> **Your instructions**: In the data below, change every "candle-body" to "candle body" and give all the lines again, with everything else the same. Leave the pictures out.
□ □ □ □ □
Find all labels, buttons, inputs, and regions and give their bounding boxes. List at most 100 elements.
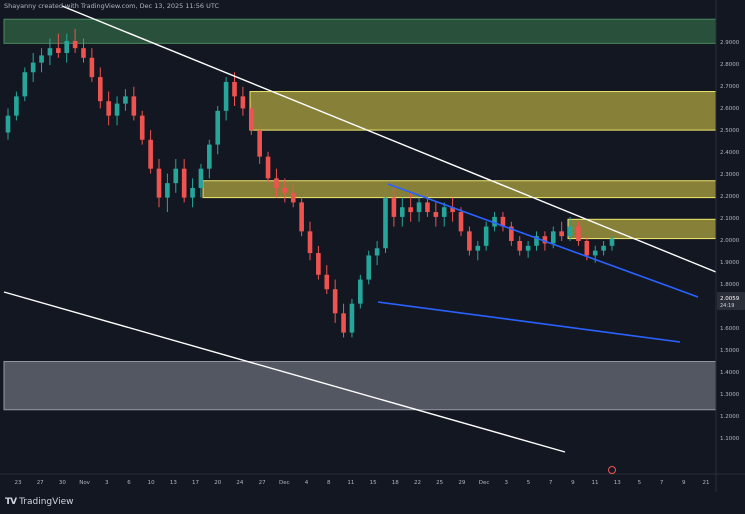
y-tick-label: 1.5000	[720, 348, 740, 354]
candle	[265, 151, 271, 184]
candle-body	[509, 226, 514, 241]
x-tick-label: 11	[347, 480, 354, 486]
price-label-box	[717, 292, 745, 310]
candle	[609, 236, 615, 251]
candle-body	[97, 77, 103, 102]
y-tick-label: 1.8000	[720, 282, 740, 288]
candle	[408, 192, 413, 222]
candle	[450, 197, 455, 222]
candle	[148, 130, 153, 174]
candle-body	[290, 192, 296, 203]
y-tick-label: 1.1000	[720, 436, 740, 442]
y-tick-label: 2.5000	[720, 128, 740, 134]
candle-body	[374, 248, 380, 256]
candle	[290, 183, 296, 208]
candle	[383, 187, 388, 254]
candle-body	[416, 202, 422, 213]
x-tick-label: 8	[327, 480, 331, 486]
candle-body	[198, 168, 204, 188]
chart-attribution: Shayanny created with TradingView.com, D…	[4, 2, 219, 10]
candle	[114, 96, 120, 126]
y-tick-label: 2.9000	[720, 40, 740, 46]
wedge-lower-line	[377, 301, 681, 343]
candle	[30, 52, 36, 82]
candle-body	[601, 245, 606, 251]
candle	[156, 159, 162, 208]
candle	[525, 241, 531, 258]
candle-body	[534, 236, 539, 246]
candle-body	[467, 231, 472, 251]
candle	[64, 33, 70, 63]
y-axis: 2.9000 2.8000 2.7000 2.6000 2.5000 2.4000 2.30…	[715, 0, 745, 492]
candle	[47, 38, 53, 66]
candle	[559, 221, 564, 241]
candle-body	[492, 216, 497, 227]
candle	[467, 226, 472, 256]
x-tick-label: 10	[148, 480, 155, 486]
candle	[509, 221, 514, 246]
candle-body	[232, 81, 237, 97]
candle	[425, 192, 430, 217]
x-tick-label: 25	[436, 480, 443, 486]
candle	[475, 241, 481, 261]
candle-body	[181, 168, 187, 198]
tradingview-logo[interactable]: TV TradingView	[5, 497, 74, 507]
candle	[274, 168, 279, 198]
candle-body	[408, 207, 413, 213]
candle	[517, 236, 523, 256]
candle-body	[366, 255, 372, 280]
x-tick-label: 23	[15, 480, 22, 486]
candle-body	[358, 279, 363, 304]
candle-body	[433, 212, 439, 217]
candle-body	[458, 212, 464, 232]
candle-body	[450, 207, 455, 213]
x-tick-label: 30	[59, 480, 66, 486]
candle	[307, 221, 313, 261]
candle-body	[14, 96, 19, 116]
x-tick-label: 9	[682, 480, 686, 486]
lower-channel-line	[3, 291, 566, 453]
candle-body	[131, 96, 137, 116]
candle-body	[441, 207, 447, 217]
x-tick-label: 27	[37, 480, 44, 486]
candle	[56, 33, 61, 58]
candle-body	[349, 303, 355, 333]
candle-body	[282, 187, 288, 193]
mid-supply-zone	[202, 180, 717, 199]
x-tick-label: Dec	[279, 480, 290, 486]
x-tick-label: 15	[370, 480, 377, 486]
candle-body	[114, 103, 120, 116]
x-tick-label: 18	[392, 480, 399, 486]
candle	[89, 48, 95, 82]
x-tick-label: 11	[592, 480, 599, 486]
candle-body	[173, 168, 179, 184]
candle-body	[240, 96, 246, 109]
x-tick-label: 3	[105, 480, 109, 486]
candle	[332, 279, 338, 323]
price-label: 2.0059	[720, 296, 740, 302]
x-tick-label: 21	[703, 480, 710, 486]
candle-body	[307, 231, 313, 254]
x-tick-label: 13	[170, 480, 177, 486]
candle	[399, 197, 405, 227]
candle	[232, 72, 237, 107]
candle-body	[123, 96, 128, 104]
candle-body	[341, 313, 346, 333]
candle-body	[425, 202, 430, 213]
candle	[358, 274, 363, 309]
candle-body	[81, 48, 86, 58]
candle-body	[559, 231, 564, 237]
candle-body	[215, 110, 221, 145]
candle-body	[156, 168, 162, 198]
candle-body	[72, 40, 78, 49]
candle	[248, 101, 254, 135]
candle	[81, 38, 86, 63]
candle-body	[584, 241, 590, 256]
x-tick-label: 5	[527, 480, 531, 486]
y-tick-label: 2.6000	[720, 106, 740, 112]
candle	[374, 241, 380, 266]
trendlines-layer	[3, 5, 717, 453]
candle	[207, 139, 212, 179]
□ □ □ □ □
> **Final result**:
Find all labels, buttons, inputs, and regions and give their bounding boxes. List at most 100 elements.
y-tick-label: 1.5000	[720, 348, 740, 354]
candle	[265, 151, 271, 184]
candle body	[509, 226, 514, 241]
x-tick-label: 11	[347, 480, 354, 486]
price-label-box	[717, 292, 745, 310]
candle	[609, 236, 615, 251]
candle body	[97, 77, 103, 102]
y-tick-label: 1.8000	[720, 282, 740, 288]
candle	[408, 192, 413, 222]
candle	[450, 197, 455, 222]
candle	[148, 130, 153, 174]
candle body	[290, 192, 296, 203]
y-tick-label: 1.1000	[720, 436, 740, 442]
y-tick-label: 2.5000	[720, 128, 740, 134]
candle body	[374, 248, 380, 256]
candle	[290, 183, 296, 208]
candle	[383, 187, 388, 254]
candle body	[416, 202, 422, 213]
x-tick-label: 8	[327, 480, 331, 486]
candle body	[198, 168, 204, 188]
chart-attribution: Shayanny created with TradingView.com, D…	[4, 2, 219, 10]
candle	[114, 96, 120, 126]
y-tick-label: 2.9000	[720, 40, 740, 46]
wedge-lower-line	[377, 301, 681, 343]
candle	[30, 52, 36, 82]
candle body	[601, 245, 606, 251]
candle	[156, 159, 162, 208]
candle	[525, 241, 531, 258]
candle body	[534, 236, 539, 246]
candle body	[467, 231, 472, 251]
candle	[64, 33, 70, 63]
y-axis: 2.9000 2.8000 2.7000 2.6000 2.5000 2.4000 2.30…	[715, 0, 745, 492]
candle	[47, 38, 53, 66]
candle	[559, 221, 564, 241]
candle body	[492, 216, 497, 227]
candle	[467, 226, 472, 256]
x-tick-label: 10	[148, 480, 155, 486]
candle	[509, 221, 514, 246]
candle body	[232, 81, 237, 97]
candle	[425, 192, 430, 217]
x-tick-label: 25	[436, 480, 443, 486]
candle	[475, 241, 481, 261]
candle body	[181, 168, 187, 198]
tradingview-logo[interactable]: TV TradingView	[5, 497, 74, 507]
candle	[274, 168, 279, 198]
candle body	[408, 207, 413, 213]
candle	[517, 236, 523, 256]
candle body	[366, 255, 372, 280]
x-tick-label: 23	[15, 480, 22, 486]
candle body	[358, 279, 363, 304]
candle body	[433, 212, 439, 217]
candle body	[458, 212, 464, 232]
candle body	[450, 207, 455, 213]
x-tick-label: 30	[59, 480, 66, 486]
candle	[307, 221, 313, 261]
candle body	[14, 96, 19, 116]
x-tick-label: 9	[682, 480, 686, 486]
lower-channel-line	[3, 291, 566, 453]
candle body	[131, 96, 137, 116]
candle body	[441, 207, 447, 217]
x-tick-label: 27	[37, 480, 44, 486]
candle	[56, 33, 61, 58]
candle body	[349, 303, 355, 333]
candle body	[282, 187, 288, 193]
mid-supply-zone	[202, 180, 717, 199]
x-tick-label: Dec	[279, 480, 290, 486]
x-tick-label: 15	[370, 480, 377, 486]
candle body	[114, 103, 120, 116]
x-tick-label: 18	[392, 480, 399, 486]
candle	[89, 48, 95, 82]
x-tick-label: 11	[592, 480, 599, 486]
candle body	[173, 168, 179, 184]
candle body	[240, 96, 246, 109]
x-tick-label: 3	[105, 480, 109, 486]
candle	[332, 279, 338, 323]
price-label: 2.0059	[720, 296, 740, 302]
x-tick-label: 21	[703, 480, 710, 486]
candle body	[307, 231, 313, 254]
x-tick-label: 13	[170, 480, 177, 486]
candle	[399, 197, 405, 227]
candle	[232, 72, 237, 107]
candle body	[123, 96, 128, 104]
candle body	[341, 313, 346, 333]
candle body	[425, 202, 430, 213]
candle	[358, 274, 363, 309]
candle body	[81, 48, 86, 58]
candle body	[559, 231, 564, 237]
candle body	[215, 110, 221, 145]
candle body	[156, 168, 162, 198]
candle body	[72, 40, 78, 49]
candle	[248, 101, 254, 135]
candle	[81, 38, 86, 63]
candle body	[584, 241, 590, 256]
x-tick-label: 5	[527, 480, 531, 486]
y-tick-label: 2.6000	[720, 106, 740, 112]
candle	[374, 241, 380, 266]
trendlines-layer	[3, 5, 717, 453]
candle	[207, 139, 212, 179]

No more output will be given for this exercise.